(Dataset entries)
(begin)
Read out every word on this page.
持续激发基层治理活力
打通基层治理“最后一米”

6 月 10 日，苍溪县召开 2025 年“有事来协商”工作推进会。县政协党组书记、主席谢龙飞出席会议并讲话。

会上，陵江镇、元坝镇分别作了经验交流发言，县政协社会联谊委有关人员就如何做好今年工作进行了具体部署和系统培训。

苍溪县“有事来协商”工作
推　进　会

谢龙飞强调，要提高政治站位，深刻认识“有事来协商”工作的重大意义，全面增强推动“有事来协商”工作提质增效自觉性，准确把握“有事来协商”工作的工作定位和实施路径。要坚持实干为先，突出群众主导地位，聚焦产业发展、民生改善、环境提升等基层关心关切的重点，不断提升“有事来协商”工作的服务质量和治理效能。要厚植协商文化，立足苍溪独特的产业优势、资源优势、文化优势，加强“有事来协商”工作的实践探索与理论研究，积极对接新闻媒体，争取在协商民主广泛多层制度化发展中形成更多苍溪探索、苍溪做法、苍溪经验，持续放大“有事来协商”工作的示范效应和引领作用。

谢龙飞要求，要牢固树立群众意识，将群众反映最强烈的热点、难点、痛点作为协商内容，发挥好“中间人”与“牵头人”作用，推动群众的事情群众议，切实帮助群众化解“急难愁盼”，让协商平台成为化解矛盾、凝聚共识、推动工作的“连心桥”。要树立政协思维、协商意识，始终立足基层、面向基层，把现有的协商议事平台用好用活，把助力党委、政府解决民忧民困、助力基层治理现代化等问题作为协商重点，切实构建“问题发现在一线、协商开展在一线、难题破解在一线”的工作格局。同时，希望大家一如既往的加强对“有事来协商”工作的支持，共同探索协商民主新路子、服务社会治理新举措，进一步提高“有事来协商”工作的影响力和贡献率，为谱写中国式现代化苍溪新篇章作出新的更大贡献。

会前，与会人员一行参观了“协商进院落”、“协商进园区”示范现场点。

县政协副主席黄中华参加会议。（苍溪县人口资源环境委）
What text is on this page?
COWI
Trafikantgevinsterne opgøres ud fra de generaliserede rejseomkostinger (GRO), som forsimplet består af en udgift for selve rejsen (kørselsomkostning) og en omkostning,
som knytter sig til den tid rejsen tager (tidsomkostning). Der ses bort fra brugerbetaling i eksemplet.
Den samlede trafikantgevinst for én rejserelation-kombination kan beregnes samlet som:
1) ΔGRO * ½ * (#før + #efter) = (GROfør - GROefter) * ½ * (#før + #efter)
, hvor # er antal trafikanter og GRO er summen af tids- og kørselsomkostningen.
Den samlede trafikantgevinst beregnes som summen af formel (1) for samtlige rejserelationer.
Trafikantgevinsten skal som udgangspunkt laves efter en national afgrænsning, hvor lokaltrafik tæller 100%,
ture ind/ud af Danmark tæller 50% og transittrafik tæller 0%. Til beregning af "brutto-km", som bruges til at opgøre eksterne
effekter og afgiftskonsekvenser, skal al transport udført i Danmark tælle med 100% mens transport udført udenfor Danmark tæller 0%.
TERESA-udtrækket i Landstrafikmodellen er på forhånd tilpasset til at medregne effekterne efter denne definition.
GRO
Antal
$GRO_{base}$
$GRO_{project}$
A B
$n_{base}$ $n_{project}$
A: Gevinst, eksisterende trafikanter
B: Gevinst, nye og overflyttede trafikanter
(end)
(Direction) The lines above should be duplicated exactly.

(Written solution)
Read out every word on this page.
持续激发基层治理活力
打通基层治理“最后一米”

6 月 10 日，苍溪县召开 2025 年“有事来协商”工作推进会。县政协党组书记、主席谢龙飞出席会议并讲话。

会上，陵江镇、元坝镇分别作了经验交流发言，县政协社会联谊委有关人员就如何做好今年工作进行了具体部署和系统培训。

苍溪县“有事来协商”工作
推　进　会

谢龙飞强调，要提高政治站位，深刻认识“有事来协商”工作的重大意义，全面增强推动“有事来协商”工作提质增效自觉性，准确把握“有事来协商”工作的工作定位和实施路径。要坚持实干为先，突出群众主导地位，聚焦产业发展、民生改善、环境提升等基层关心关切的重点，不断提升“有事来协商”工作的服务质量和治理效能。要厚植协商文化，立足苍溪独特的产业优势、资源优势、文化优势，加强“有事来协商”工作的实践探索与理论研究，积极对接新闻媒体，争取在协商民主广泛多层制度化发展中形成更多苍溪探索、苍溪做法、苍溪经验，持续放大“有事来协商”工作的示范效应和引领作用。

谢龙飞要求，要牢固树立群众意识，将群众反映最强烈的热点、难点、痛点作为协商内容，发挥好“中间人”与“牵头人”作用，推动群众的事情群众议，切实帮助群众化解“急难愁盼”，让协商平台成为化解矛盾、凝聚共识、推动工作的“连心桥”。要树立政协思维、协商意识，始终立足基层、面向基层，把现有的协商议事平台用好用活，把助力党委、政府解决民忧民困、助力基层治理现代化等问题作为协商重点，切实构建“问题发现在一线、协商开展在一线、难题破解在一线”的工作格局。同时，希望大家一如既往的加强对“有事来协商”工作的支持，共同探索协商民主新路子、服务社会治理新举措，进一步提高“有事来协商”工作的影响力和贡献率，为谱写中国式现代化苍溪新篇章作出新的更大贡献。

会前，与会人员一行参观了“协商进院落”、“协商进园区”示范现场点。

县政协副主席黄中华参加会议。（苍溪县人口资源环境委）
What text is on this page?
COWI
Trafikantgevinsterne opgøres ud fra de generaliserede rejseomkostinger (GRO), som forsimplet består af en udgift for selve rejsen (kørselsomkostning) og en omkostning,
som knytter sig til den tid rejsen tager (tidsomkostning). Der ses bort fra brugerbetaling i eksemplet.
Den samlede trafikantgevinst for én rejserelation-kombination kan beregnes samlet som:
1) ΔGRO * ½ * (#før + #efter) = (GROfør - GROefter) * ½ * (#før + #efter)
, hvor # er antal trafikanter og GRO er summen af tids- og kørselsomkostningen.
Den samlede trafikantgevinst beregnes som summen af formel (1) for samtlige rejserelationer.
Trafikantgevinsten skal som udgangspunkt laves efter en national afgrænsning, hvor lokaltrafik tæller 100%,
ture ind/ud af Danmark tæller 50% og transittrafik tæller 0%. Til beregning af "brutto-km", som bruges til at opgøre eksterne
effekter og afgiftskonsekvenser, skal al transport udført i Danmark tælle med 100% mens transport udført udenfor Danmark tæller 0%.
TERESA-udtrækket i Landstrafikmodellen er på forhånd tilpasset til at medregne effekterne efter denne definition.
GRO
Antal
$GRO_{base}$
$GRO_{project}$
A B
$n_{base}$ $n_{project}$
A: Gevinst, eksisterende trafikanter
B: Gevinst, nye og overflyttede trafikanter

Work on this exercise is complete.